CHALLENGE: Work out how many lines of the records contain "color". Answer with the number and nothing else.

[Structured figure records]
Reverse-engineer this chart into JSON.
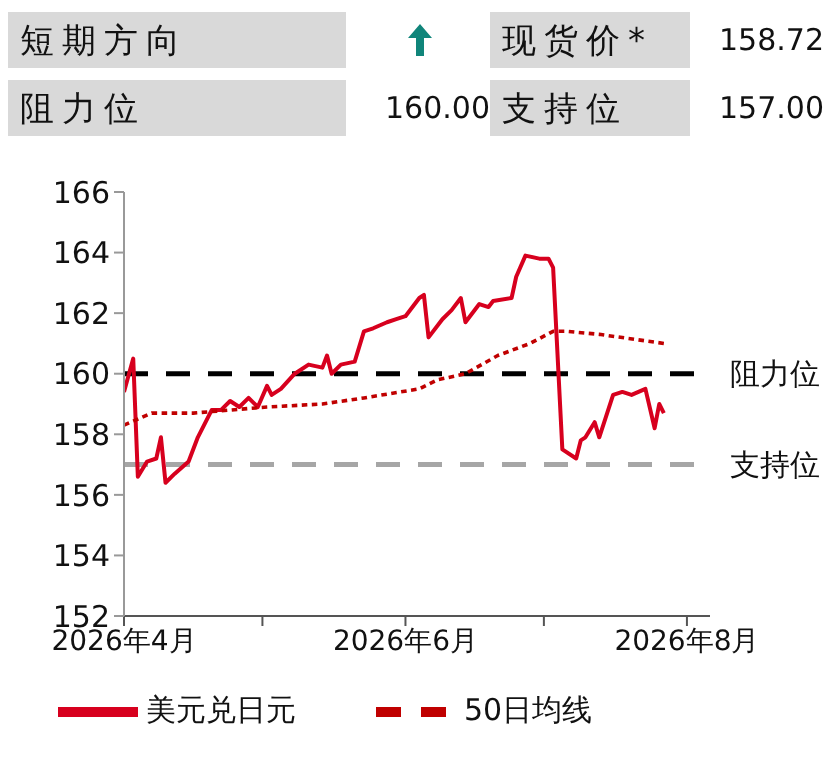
{
  "chart_data": [
    {
      "type": "other",
      "annotations": [
        "短期方向",
        "现货价*",
        "158.72",
        "阻力位",
        "160.00",
        "支持位",
        "157.00"
      ]
    },
    {
      "type": "line",
      "ylim": [
        152,
        166
      ],
      "yticks": [
        152,
        154,
        156,
        158,
        160,
        162,
        164,
        166
      ],
      "xlim": [
        "2026-04-01",
        "2026-08-06"
      ],
      "xticks": [
        {
          "value": "2026-04-01",
          "label": "2026年4月"
        },
        {
          "value": "2026-05-01",
          "label": null
        },
        {
          "value": "2026-06-01",
          "label": "2026年6月"
        },
        {
          "value": "2026-07-01",
          "label": null
        },
        {
          "value": "2026-08-01",
          "label": "2026年8月"
        }
      ],
      "grid": false,
      "legend": "bottom",
      "marker": "none",
      "series": [
        {
          "name": "美元兑日元",
          "color": "#d7001e",
          "line_style": "solid",
          "x": [
            "2026-04-01",
            "2026-04-03",
            "2026-04-04",
            "2026-04-06",
            "2026-04-08",
            "2026-04-09",
            "2026-04-10",
            "2026-04-12",
            "2026-04-15",
            "2026-04-17",
            "2026-04-20",
            "2026-04-22",
            "2026-04-24",
            "2026-04-26",
            "2026-04-28",
            "2026-04-30",
            "2026-05-02",
            "2026-05-03",
            "2026-05-05",
            "2026-05-08",
            "2026-05-11",
            "2026-05-14",
            "2026-05-15",
            "2026-05-16",
            "2026-05-18",
            "2026-05-21",
            "2026-05-23",
            "2026-05-25",
            "2026-05-28",
            "2026-05-30",
            "2026-06-01",
            "2026-06-04",
            "2026-06-05",
            "2026-06-06",
            "2026-06-09",
            "2026-06-11",
            "2026-06-13",
            "2026-06-14",
            "2026-06-17",
            "2026-06-19",
            "2026-06-20",
            "2026-06-24",
            "2026-06-25",
            "2026-06-27",
            "2026-06-30",
            "2026-07-02",
            "2026-07-03",
            "2026-07-05",
            "2026-07-08",
            "2026-07-09",
            "2026-07-10",
            "2026-07-12",
            "2026-07-13",
            "2026-07-16",
            "2026-07-18",
            "2026-07-20",
            "2026-07-23",
            "2026-07-25",
            "2026-07-26",
            "2026-07-27"
          ],
          "values": [
            159.4,
            160.5,
            156.6,
            157.1,
            157.2,
            157.9,
            156.4,
            156.7,
            157.1,
            157.9,
            158.8,
            158.8,
            159.1,
            158.9,
            159.2,
            158.9,
            159.6,
            159.3,
            159.5,
            160.0,
            160.3,
            160.2,
            160.6,
            160.0,
            160.3,
            160.4,
            161.4,
            161.5,
            161.7,
            161.8,
            161.9,
            162.5,
            162.6,
            161.2,
            161.8,
            162.1,
            162.5,
            161.7,
            162.3,
            162.2,
            162.4,
            162.5,
            163.2,
            163.9,
            163.8,
            163.8,
            163.5,
            157.5,
            157.2,
            157.8,
            157.9,
            158.4,
            157.9,
            159.3,
            159.4,
            159.3,
            159.5,
            158.2,
            159.0,
            158.7
          ]
        },
        {
          "name": "50日均线",
          "color": "#c00000",
          "line_style": "dashed",
          "x": [
            "2026-04-01",
            "2026-04-04",
            "2026-04-07",
            "2026-04-16",
            "2026-05-02",
            "2026-05-14",
            "2026-05-23",
            "2026-06-04",
            "2026-06-08",
            "2026-06-14",
            "2026-06-21",
            "2026-06-28",
            "2026-07-03",
            "2026-07-06",
            "2026-07-13",
            "2026-07-27"
          ],
          "values": [
            158.3,
            158.5,
            158.7,
            158.7,
            158.9,
            159.0,
            159.2,
            159.5,
            159.8,
            160.0,
            160.6,
            161.0,
            161.4,
            161.4,
            161.3,
            161.0
          ]
        }
      ],
      "ref_lines": [
        {
          "axis": "y",
          "value": 160,
          "label": "阻力位",
          "color": "#000000",
          "line_style": "dashed"
        },
        {
          "axis": "y",
          "value": 157,
          "label": "支持位",
          "color": "#a6a6a6",
          "line_style": "dashed"
        }
      ]
    }
  ]
}
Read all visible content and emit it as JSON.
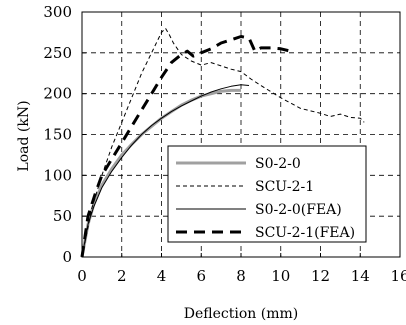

TASK ANSWER: 4